Each of the entries should be retyped precisely as it appears.

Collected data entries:
-.-.-

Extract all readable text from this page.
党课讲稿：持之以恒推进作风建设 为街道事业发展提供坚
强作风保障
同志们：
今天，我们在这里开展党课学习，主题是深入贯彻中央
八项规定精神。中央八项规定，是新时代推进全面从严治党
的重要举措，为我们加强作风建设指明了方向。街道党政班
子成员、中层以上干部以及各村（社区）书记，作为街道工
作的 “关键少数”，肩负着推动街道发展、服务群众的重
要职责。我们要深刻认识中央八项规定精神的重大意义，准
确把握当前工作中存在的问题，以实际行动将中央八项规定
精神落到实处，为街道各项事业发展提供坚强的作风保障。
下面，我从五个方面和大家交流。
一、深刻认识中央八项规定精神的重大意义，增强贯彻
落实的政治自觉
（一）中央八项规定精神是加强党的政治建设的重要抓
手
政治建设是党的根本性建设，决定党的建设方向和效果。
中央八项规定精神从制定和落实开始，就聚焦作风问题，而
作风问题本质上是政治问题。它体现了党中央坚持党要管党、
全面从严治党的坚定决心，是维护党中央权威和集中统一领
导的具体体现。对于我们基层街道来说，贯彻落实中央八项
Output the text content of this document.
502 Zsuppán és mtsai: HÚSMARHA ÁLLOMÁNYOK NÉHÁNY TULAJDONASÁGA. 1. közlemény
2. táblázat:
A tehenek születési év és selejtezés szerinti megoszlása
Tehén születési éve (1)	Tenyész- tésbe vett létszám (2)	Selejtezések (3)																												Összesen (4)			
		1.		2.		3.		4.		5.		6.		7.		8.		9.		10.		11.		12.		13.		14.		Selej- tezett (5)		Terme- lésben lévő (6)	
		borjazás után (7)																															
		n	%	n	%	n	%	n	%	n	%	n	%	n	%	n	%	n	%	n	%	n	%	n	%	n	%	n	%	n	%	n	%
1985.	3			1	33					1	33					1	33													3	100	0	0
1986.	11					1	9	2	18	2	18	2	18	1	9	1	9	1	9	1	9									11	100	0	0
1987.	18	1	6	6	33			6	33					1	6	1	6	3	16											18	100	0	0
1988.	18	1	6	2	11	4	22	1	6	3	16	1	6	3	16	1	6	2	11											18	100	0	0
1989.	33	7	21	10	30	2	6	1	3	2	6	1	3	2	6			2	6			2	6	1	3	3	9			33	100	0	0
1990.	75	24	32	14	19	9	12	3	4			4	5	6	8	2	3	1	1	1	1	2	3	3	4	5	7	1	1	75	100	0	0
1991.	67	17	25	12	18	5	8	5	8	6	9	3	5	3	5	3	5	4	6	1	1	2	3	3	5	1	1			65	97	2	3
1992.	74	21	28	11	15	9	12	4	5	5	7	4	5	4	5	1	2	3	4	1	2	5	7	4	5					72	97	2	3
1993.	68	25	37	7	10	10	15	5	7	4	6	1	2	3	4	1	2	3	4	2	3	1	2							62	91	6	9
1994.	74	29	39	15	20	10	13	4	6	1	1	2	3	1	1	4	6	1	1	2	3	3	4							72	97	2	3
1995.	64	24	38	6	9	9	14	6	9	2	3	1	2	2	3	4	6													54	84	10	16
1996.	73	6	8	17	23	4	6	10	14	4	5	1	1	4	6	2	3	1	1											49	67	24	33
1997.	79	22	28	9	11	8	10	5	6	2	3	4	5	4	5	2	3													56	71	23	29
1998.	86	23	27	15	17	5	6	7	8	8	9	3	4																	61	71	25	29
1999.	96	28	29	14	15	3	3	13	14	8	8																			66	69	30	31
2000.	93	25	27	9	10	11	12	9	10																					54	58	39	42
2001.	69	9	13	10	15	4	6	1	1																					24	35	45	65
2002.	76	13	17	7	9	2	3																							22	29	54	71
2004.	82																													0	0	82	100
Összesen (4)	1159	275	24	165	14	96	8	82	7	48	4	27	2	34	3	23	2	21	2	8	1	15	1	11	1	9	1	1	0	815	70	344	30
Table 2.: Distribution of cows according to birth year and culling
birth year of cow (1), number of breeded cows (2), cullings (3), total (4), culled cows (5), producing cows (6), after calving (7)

-.-.-

--- Solution ---
Extract all readable text from this page.
党课讲稿：持之以恒推进作风建设 为街道事业发展提供坚
强作风保障
同志们：
今天，我们在这里开展党课学习，主题是深入贯彻中央
八项规定精神。中央八项规定，是新时代推进全面从严治党
的重要举措，为我们加强作风建设指明了方向。街道党政班
子成员、中层以上干部以及各村（社区）书记，作为街道工
作的 “关键少数”，肩负着推动街道发展、服务群众的重
要职责。我们要深刻认识中央八项规定精神的重大意义，准
确把握当前工作中存在的问题，以实际行动将中央八项规定
精神落到实处，为街道各项事业发展提供坚强的作风保障。
下面，我从五个方面和大家交流。
一、深刻认识中央八项规定精神的重大意义，增强贯彻
落实的政治自觉
（一）中央八项规定精神是加强党的政治建设的重要抓
手
政治建设是党的根本性建设，决定党的建设方向和效果。
中央八项规定精神从制定和落实开始，就聚焦作风问题，而
作风问题本质上是政治问题。它体现了党中央坚持党要管党、
全面从严治党的坚定决心，是维护党中央权威和集中统一领
导的具体体现。对于我们基层街道来说，贯彻落实中央八项
Output the text content of this document.
502 Zsuppán és mtsai: HÚSMARHA ÁLLOMÁNYOK NÉHÁNY TULAJDONASÁGA. 1. közlemény
2. táblázat:
A tehenek születési év és selejtezés szerinti megoszlása
Tehén születési éve (1)	Tenyész- tésbe vett létszám (2)	Selejtezések (3)																												Összesen (4)			
		1.		2.		3.		4.		5.		6.		7.		8.		9.		10.		11.		12.		13.		14.		Selej- tezett (5)		Terme- lésben lévő (6)	
		borjazás után (7)																															
		n	%	n	%	n	%	n	%	n	%	n	%	n	%	n	%	n	%	n	%	n	%	n	%	n	%	n	%	n	%	n	%
1985.	3			1	33					1	33					1	33													3	100	0	0
1986.	11					1	9	2	18	2	18	2	18	1	9	1	9	1	9	1	9									11	100	0	0
1987.	18	1	6	6	33			6	33					1	6	1	6	3	16											18	100	0	0
1988.	18	1	6	2	11	4	22	1	6	3	16	1	6	3	16	1	6	2	11											18	100	0	0
1989.	33	7	21	10	30	2	6	1	3	2	6	1	3	2	6			2	6			2	6	1	3	3	9			33	100	0	0
1990.	75	24	32	14	19	9	12	3	4			4	5	6	8	2	3	1	1	1	1	2	3	3	4	5	7	1	1	75	100	0	0
1991.	67	17	25	12	18	5	8	5	8	6	9	3	5	3	5	3	5	4	6	1	1	2	3	3	5	1	1			65	97	2	3
1992.	74	21	28	11	15	9	12	4	5	5	7	4	5	4	5	1	2	3	4	1	2	5	7	4	5					72	97	2	3
1993.	68	25	37	7	10	10	15	5	7	4	6	1	2	3	4	1	2	3	4	2	3	1	2							62	91	6	9
1994.	74	29	39	15	20	10	13	4	6	1	1	2	3	1	1	4	6	1	1	2	3	3	4							72	97	2	3
1995.	64	24	38	6	9	9	14	6	9	2	3	1	2	2	3	4	6													54	84	10	16
1996.	73	6	8	17	23	4	6	10	14	4	5	1	1	4	6	2	3	1	1											49	67	24	33
1997.	79	22	28	9	11	8	10	5	6	2	3	4	5	4	5	2	3													56	71	23	29
1998.	86	23	27	15	17	5	6	7	8	8	9	3	4																	61	71	25	29
1999.	96	28	29	14	15	3	3	13	14	8	8																			66	69	30	31
2000.	93	25	27	9	10	11	12	9	10																					54	58	39	42
2001.	69	9	13	10	15	4	6	1	1																					24	35	45	65
2002.	76	13	17	7	9	2	3																							22	29	54	71
2004.	82																													0	0	82	100
Összesen (4)	1159	275	24	165	14	96	8	82	7	48	4	27	2	34	3	23	2	21	2	8	1	15	1	11	1	9	1	1	0	815	70	344	30
Table 2.: Distribution of cows according to birth year and culling
birth year of cow (1), number of breeded cows (2), cullings (3), total (4), culled cows (5), producing cows (6), after calving (7)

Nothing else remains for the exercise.